Exercise details:
Restate the whole of the material. Keep every word, and drop the pictures.

****************

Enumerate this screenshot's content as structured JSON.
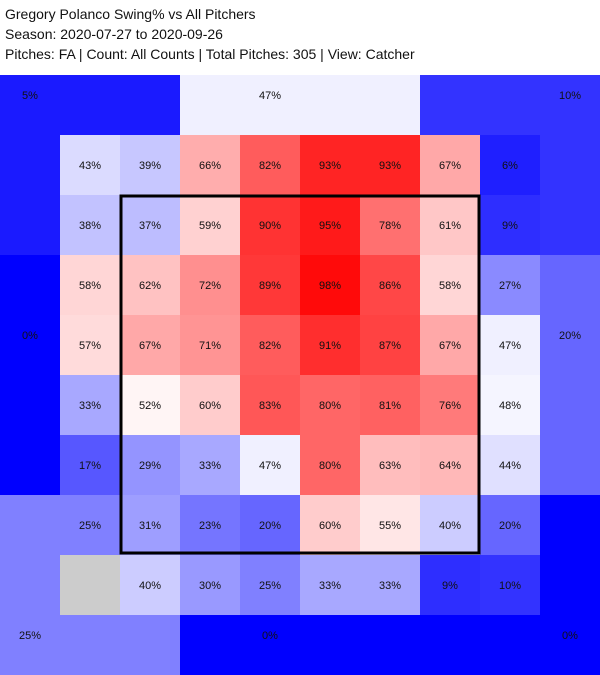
{
  "header": {
    "title": "Gregory Polanco Swing% vs All Pitchers",
    "season": "Season: 2020-07-27 to 2020-09-26",
    "subtitle": "Pitches: FA | Count: All Counts | Total Pitches: 305 | View: Catcher"
  },
  "colors": {
    "high": "#ff0000",
    "mid": "#ffffff",
    "low": "#0000ff",
    "no_data": "#cccccc",
    "strike_zone": "#000000"
  },
  "chart_data": {
    "type": "heatmap",
    "metric": "Swing%",
    "color_scale": {
      "min": 0,
      "mid": 50,
      "max": 100
    },
    "outer_zones": [
      {
        "id": "top-left",
        "value": 5,
        "label": "5%"
      },
      {
        "id": "top-mid",
        "value": 47,
        "label": "47%"
      },
      {
        "id": "top-right",
        "value": 10,
        "label": "10%"
      },
      {
        "id": "left",
        "value": 0,
        "label": "0%"
      },
      {
        "id": "right",
        "value": 20,
        "label": "20%"
      },
      {
        "id": "bottom-left",
        "value": 25,
        "label": "25%"
      },
      {
        "id": "bottom-mid",
        "value": 0,
        "label": "0%"
      },
      {
        "id": "bottom-right",
        "value": 0,
        "label": "0%"
      }
    ],
    "grid": [
      [
        43,
        39,
        66,
        82,
        93,
        93,
        67,
        6
      ],
      [
        38,
        37,
        59,
        90,
        95,
        78,
        61,
        9
      ],
      [
        58,
        62,
        72,
        89,
        98,
        86,
        58,
        27
      ],
      [
        57,
        67,
        71,
        82,
        91,
        87,
        67,
        47
      ],
      [
        33,
        52,
        60,
        83,
        80,
        81,
        76,
        48
      ],
      [
        17,
        29,
        33,
        47,
        80,
        63,
        64,
        44
      ],
      [
        25,
        31,
        23,
        20,
        60,
        55,
        40,
        20
      ],
      [
        null,
        40,
        30,
        25,
        33,
        33,
        9,
        10
      ]
    ]
  }
}
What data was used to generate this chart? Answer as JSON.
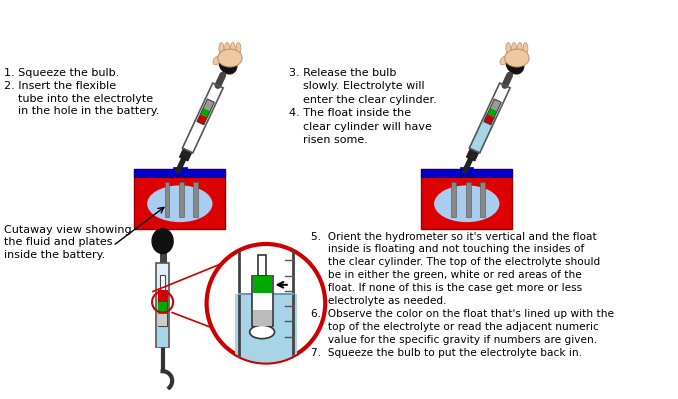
{
  "bg_color": "#ffffff",
  "text_step1": "1. Squeeze the bulb.\n2. Insert the flexible\n    tube into the electrolyte\n    in the hole in the battery.",
  "text_step3": "3. Release the bulb\n    slowly. Electrolyte will\n    enter the clear cylinder.\n4. The float inside the\n    clear cylinder will have\n    risen some.",
  "text_cutaway": "Cutaway view showing\nthe fluid and plates\ninside the battery.",
  "text_step5": "5.  Orient the hydrometer so it's vertical and the float\n     inside is floating and not touching the insides of\n     the clear cylinder. The top of the electrolyte should\n     be in either the green, white or red areas of the\n     float. If none of this is the case get more or less\n     electrolyte as needed.\n6.  Observe the color on the float that's lined up with the\n     top of the electrolyte or read the adjacent numeric\n     value for the specific gravity if numbers are given.\n7.  Squeeze the bulb to put the electrolyte back in.",
  "battery_red": "#dd0000",
  "battery_blue": "#0000cc",
  "battery_light_blue": "#aaccee",
  "hand_color": "#f0c8a0",
  "bulb_color": "#111111",
  "cylinder_color": "#a8d4ea",
  "float_red": "#cc0000",
  "float_green": "#00aa00",
  "float_white": "#ffffff",
  "float_gray": "#999999",
  "circle_red": "#cc0000",
  "plate_color": "#888888"
}
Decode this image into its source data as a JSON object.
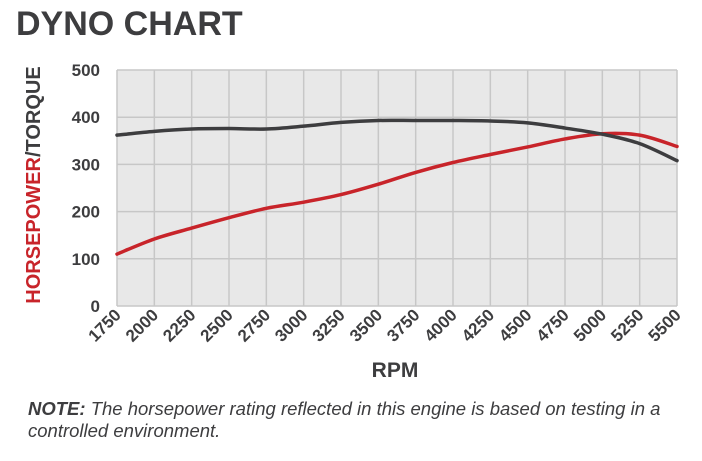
{
  "title": "DYNO CHART",
  "note": {
    "label": "NOTE:",
    "text": "The horsepower rating reflected in this engine is based on testing in a controlled environment."
  },
  "colors": {
    "horsepower": "#c8242a",
    "torque": "#3d3d3f",
    "grid": "#c7c7c7",
    "plot_background": "#e8e8e8"
  },
  "chart_data": {
    "type": "line",
    "title": "DYNO CHART",
    "xlabel": "RPM",
    "ylabel_parts": [
      {
        "text": "HORSEPOWER",
        "color": "#c8242a"
      },
      {
        "text": "/TORQUE",
        "color": "#3d3d3f"
      }
    ],
    "x": [
      1750,
      2000,
      2250,
      2500,
      2750,
      3000,
      3250,
      3500,
      3750,
      4000,
      4250,
      4500,
      4750,
      5000,
      5250,
      5500
    ],
    "xticks": [
      "1750",
      "2000",
      "2250",
      "2500",
      "2750",
      "3000",
      "3250",
      "3500",
      "3750",
      "4000",
      "4250",
      "4500",
      "4750",
      "5000",
      "5250",
      "5500"
    ],
    "yticks": [
      "0",
      "100",
      "200",
      "300",
      "400",
      "500"
    ],
    "ylim": [
      0,
      500
    ],
    "grid": true,
    "series": [
      {
        "name": "horsepower",
        "color": "#c8242a",
        "values": [
          110,
          142,
          165,
          187,
          207,
          220,
          236,
          258,
          283,
          304,
          321,
          337,
          354,
          365,
          362,
          338
        ]
      },
      {
        "name": "torque",
        "color": "#3d3d3f",
        "values": [
          362,
          370,
          375,
          376,
          375,
          381,
          389,
          393,
          393,
          393,
          392,
          388,
          377,
          364,
          344,
          308
        ]
      }
    ]
  }
}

****************

The output:
Enumerate this screenshot's content as structured JSON.
{
  "header": {
    "title": "Gregory Polanco Swing% vs All Pitchers",
    "season": "Season: 2020-07-27 to 2020-09-26",
    "subtitle": "Pitches: FA | Count: All Counts | Total Pitches: 305 | View: Catcher"
  },
  "colors": {
    "high": "#ff0000",
    "mid": "#ffffff",
    "low": "#0000ff",
    "no_data": "#cccccc",
    "strike_zone": "#000000"
  },
  "chart_data": {
    "type": "heatmap",
    "metric": "Swing%",
    "color_scale": {
      "min": 0,
      "mid": 50,
      "max": 100
    },
    "outer_zones": [
      {
        "id": "top-left",
        "value": 5,
        "label": "5%"
      },
      {
        "id": "top-mid",
        "value": 47,
        "label": "47%"
      },
      {
        "id": "top-right",
        "value": 10,
        "label": "10%"
      },
      {
        "id": "left",
        "value": 0,
        "label": "0%"
      },
      {
        "id": "right",
        "value": 20,
        "label": "20%"
      },
      {
        "id": "bottom-left",
        "value": 25,
        "label": "25%"
      },
      {
        "id": "bottom-mid",
        "value": 0,
        "label": "0%"
      },
      {
        "id": "bottom-right",
        "value": 0,
        "label": "0%"
      }
    ],
    "grid": [
      [
        43,
        39,
        66,
        82,
        93,
        93,
        67,
        6
      ],
      [
        38,
        37,
        59,
        90,
        95,
        78,
        61,
        9
      ],
      [
        58,
        62,
        72,
        89,
        98,
        86,
        58,
        27
      ],
      [
        57,
        67,
        71,
        82,
        91,
        87,
        67,
        47
      ],
      [
        33,
        52,
        60,
        83,
        80,
        81,
        76,
        48
      ],
      [
        17,
        29,
        33,
        47,
        80,
        63,
        64,
        44
      ],
      [
        25,
        31,
        23,
        20,
        60,
        55,
        40,
        20
      ],
      [
        null,
        40,
        30,
        25,
        33,
        33,
        9,
        10
      ]
    ]
  }
}
What data was used to generate this chart? Answer as JSON.
{
  "bg_color": "#ffffff",
  "text_step1": "1. Squeeze the bulb.\n2. Insert the flexible\n    tube into the electrolyte\n    in the hole in the battery.",
  "text_step3": "3. Release the bulb\n    slowly. Electrolyte will\n    enter the clear cylinder.\n4. The float inside the\n    clear cylinder will have\n    risen some.",
  "text_cutaway": "Cutaway view showing\nthe fluid and plates\ninside the battery.",
  "text_step5": "5.  Orient the hydrometer so it's vertical and the float\n     inside is floating and not touching the insides of\n     the clear cylinder. The top of the electrolyte should\n     be in either the green, white or red areas of the\n     float. If none of this is the case get more or less\n     electrolyte as needed.\n6.  Observe the color on the float that's lined up with the\n     top of the electrolyte or read the adjacent numeric\n     value for the specific gravity if numbers are given.\n7.  Squeeze the bulb to put the electrolyte back in.",
  "battery_red": "#dd0000",
  "battery_blue": "#0000cc",
  "battery_light_blue": "#aaccee",
  "hand_color": "#f0c8a0",
  "bulb_color": "#111111",
  "cylinder_color": "#a8d4ea",
  "float_red": "#cc0000",
  "float_green": "#00aa00",
  "float_white": "#ffffff",
  "float_gray": "#999999",
  "circle_red": "#cc0000",
  "plate_color": "#888888"
}
Decode this image into its source data as a JSON object.
{
  "title": "DYNO CHART",
  "note": {
    "label": "NOTE:",
    "text": "The horsepower rating reflected in this engine is based on testing in a controlled environment."
  },
  "colors": {
    "horsepower": "#c8242a",
    "torque": "#3d3d3f",
    "grid": "#c7c7c7",
    "plot_background": "#e8e8e8"
  },
  "chart_data": {
    "type": "line",
    "title": "DYNO CHART",
    "xlabel": "RPM",
    "ylabel_parts": [
      {
        "text": "HORSEPOWER",
        "color": "#c8242a"
      },
      {
        "text": "/TORQUE",
        "color": "#3d3d3f"
      }
    ],
    "x": [
      1750,
      2000,
      2250,
      2500,
      2750,
      3000,
      3250,
      3500,
      3750,
      4000,
      4250,
      4500,
      4750,
      5000,
      5250,
      5500
    ],
    "xticks": [
      "1750",
      "2000",
      "2250",
      "2500",
      "2750",
      "3000",
      "3250",
      "3500",
      "3750",
      "4000",
      "4250",
      "4500",
      "4750",
      "5000",
      "5250",
      "5500"
    ],
    "yticks": [
      "0",
      "100",
      "200",
      "300",
      "400",
      "500"
    ],
    "ylim": [
      0,
      500
    ],
    "grid": true,
    "series": [
      {
        "name": "horsepower",
        "color": "#c8242a",
        "values": [
          110,
          142,
          165,
          187,
          207,
          220,
          236,
          258,
          283,
          304,
          321,
          337,
          354,
          365,
          362,
          338
        ]
      },
      {
        "name": "torque",
        "color": "#3d3d3f",
        "values": [
          362,
          370,
          375,
          376,
          375,
          381,
          389,
          393,
          393,
          393,
          392,
          388,
          377,
          364,
          344,
          308
        ]
      }
    ]
  }
}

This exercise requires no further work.